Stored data
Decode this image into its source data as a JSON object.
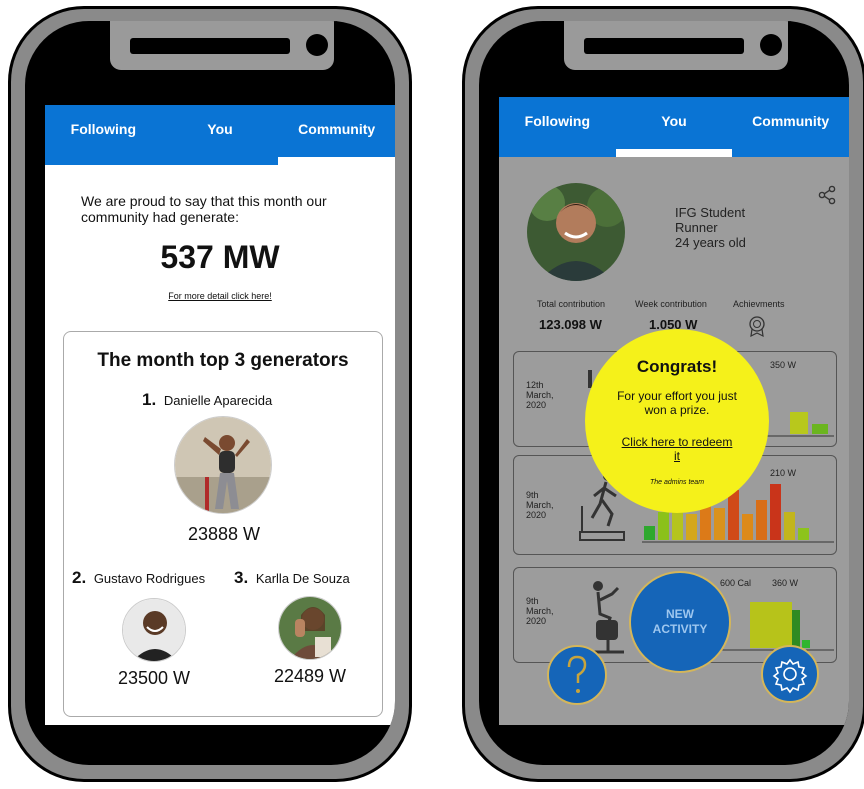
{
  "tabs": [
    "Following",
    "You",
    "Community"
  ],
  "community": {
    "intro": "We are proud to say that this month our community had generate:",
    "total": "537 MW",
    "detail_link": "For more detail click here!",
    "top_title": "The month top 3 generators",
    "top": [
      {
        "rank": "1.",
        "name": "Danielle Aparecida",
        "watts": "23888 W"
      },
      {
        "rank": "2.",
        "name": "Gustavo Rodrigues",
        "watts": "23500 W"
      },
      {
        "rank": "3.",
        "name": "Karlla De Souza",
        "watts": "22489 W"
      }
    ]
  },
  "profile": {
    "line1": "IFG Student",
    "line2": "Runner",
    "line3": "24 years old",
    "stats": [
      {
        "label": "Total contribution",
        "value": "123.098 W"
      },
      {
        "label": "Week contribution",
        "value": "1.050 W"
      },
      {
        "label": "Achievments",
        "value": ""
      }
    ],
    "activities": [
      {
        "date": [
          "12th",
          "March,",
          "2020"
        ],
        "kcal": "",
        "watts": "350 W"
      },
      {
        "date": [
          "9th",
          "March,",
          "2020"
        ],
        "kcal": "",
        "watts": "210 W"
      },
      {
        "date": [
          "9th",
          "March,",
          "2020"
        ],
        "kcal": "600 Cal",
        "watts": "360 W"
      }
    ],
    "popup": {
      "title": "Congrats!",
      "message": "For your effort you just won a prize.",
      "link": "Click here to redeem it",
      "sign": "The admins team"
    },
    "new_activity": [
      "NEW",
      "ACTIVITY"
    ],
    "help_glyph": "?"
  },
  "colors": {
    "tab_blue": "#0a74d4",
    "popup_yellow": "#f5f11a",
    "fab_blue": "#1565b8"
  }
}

* * *

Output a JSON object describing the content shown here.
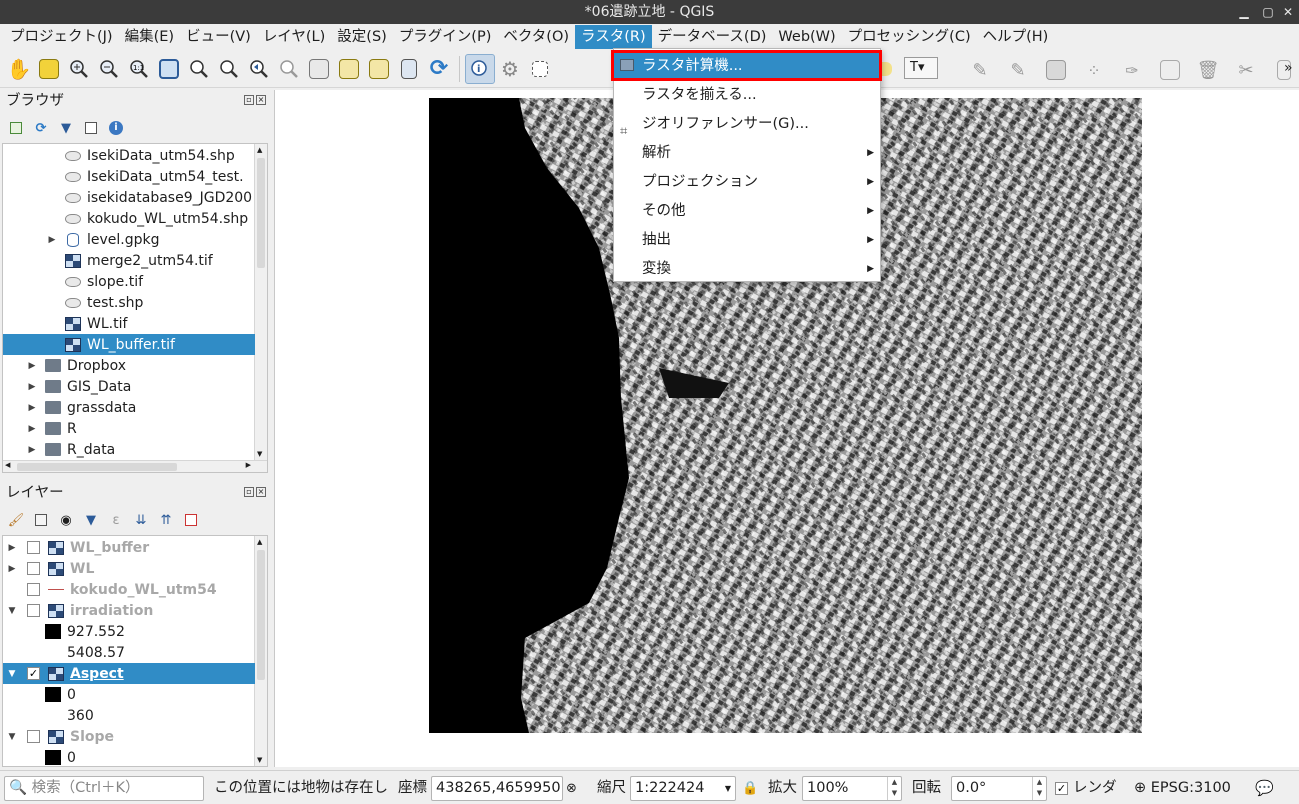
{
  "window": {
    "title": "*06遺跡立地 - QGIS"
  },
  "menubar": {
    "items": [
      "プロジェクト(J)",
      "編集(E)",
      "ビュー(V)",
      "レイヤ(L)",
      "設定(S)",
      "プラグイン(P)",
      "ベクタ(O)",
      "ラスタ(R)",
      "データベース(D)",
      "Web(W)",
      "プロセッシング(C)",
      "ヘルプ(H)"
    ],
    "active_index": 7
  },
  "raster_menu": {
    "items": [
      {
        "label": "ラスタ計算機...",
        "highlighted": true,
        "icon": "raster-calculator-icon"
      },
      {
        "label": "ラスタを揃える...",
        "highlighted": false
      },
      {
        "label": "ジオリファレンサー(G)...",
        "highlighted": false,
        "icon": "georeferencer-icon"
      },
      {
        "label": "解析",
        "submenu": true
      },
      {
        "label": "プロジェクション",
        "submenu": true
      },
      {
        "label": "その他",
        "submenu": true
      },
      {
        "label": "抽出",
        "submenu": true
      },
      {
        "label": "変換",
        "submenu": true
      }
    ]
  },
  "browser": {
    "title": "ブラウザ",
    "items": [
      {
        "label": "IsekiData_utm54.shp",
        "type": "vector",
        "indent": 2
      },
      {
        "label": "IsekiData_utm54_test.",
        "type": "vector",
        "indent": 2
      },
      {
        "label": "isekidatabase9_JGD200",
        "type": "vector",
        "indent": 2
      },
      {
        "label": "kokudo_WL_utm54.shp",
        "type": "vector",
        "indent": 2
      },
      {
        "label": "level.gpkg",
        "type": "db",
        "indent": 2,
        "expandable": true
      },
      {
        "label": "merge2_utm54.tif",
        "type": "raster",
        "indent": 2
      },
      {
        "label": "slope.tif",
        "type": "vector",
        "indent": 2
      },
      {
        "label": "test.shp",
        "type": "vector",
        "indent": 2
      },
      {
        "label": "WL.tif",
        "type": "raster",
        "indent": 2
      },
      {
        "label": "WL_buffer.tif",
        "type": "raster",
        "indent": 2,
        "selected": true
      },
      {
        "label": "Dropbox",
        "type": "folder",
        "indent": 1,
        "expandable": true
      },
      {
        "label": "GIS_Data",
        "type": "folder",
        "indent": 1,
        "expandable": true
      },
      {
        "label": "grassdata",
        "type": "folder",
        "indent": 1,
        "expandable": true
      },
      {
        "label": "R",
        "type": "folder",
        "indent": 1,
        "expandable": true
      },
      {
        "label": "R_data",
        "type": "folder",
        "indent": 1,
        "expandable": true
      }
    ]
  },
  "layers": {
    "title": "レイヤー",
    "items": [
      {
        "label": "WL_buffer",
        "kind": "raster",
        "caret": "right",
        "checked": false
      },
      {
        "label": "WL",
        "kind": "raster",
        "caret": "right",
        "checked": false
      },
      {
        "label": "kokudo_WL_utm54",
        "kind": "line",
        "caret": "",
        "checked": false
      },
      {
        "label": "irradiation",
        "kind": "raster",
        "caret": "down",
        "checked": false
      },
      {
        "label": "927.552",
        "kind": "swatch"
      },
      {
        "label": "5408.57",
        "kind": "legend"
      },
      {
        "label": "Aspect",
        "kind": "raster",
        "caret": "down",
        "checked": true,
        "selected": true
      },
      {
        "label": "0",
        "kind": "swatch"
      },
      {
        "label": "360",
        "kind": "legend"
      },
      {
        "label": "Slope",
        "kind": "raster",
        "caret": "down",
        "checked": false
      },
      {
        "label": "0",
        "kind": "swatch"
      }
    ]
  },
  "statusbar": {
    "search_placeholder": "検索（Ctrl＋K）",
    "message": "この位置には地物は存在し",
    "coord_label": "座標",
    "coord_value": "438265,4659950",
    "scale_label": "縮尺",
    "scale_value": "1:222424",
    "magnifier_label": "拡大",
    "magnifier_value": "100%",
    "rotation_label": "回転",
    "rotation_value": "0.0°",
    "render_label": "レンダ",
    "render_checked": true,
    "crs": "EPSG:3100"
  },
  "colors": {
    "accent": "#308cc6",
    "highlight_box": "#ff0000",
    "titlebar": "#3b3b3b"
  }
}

**Work instructions:**
Search the entries for "icon" and copy out each line that has it.

**Response:**
        "icon": "raster-calculator-icon"
        "icon": "georeferencer-icon"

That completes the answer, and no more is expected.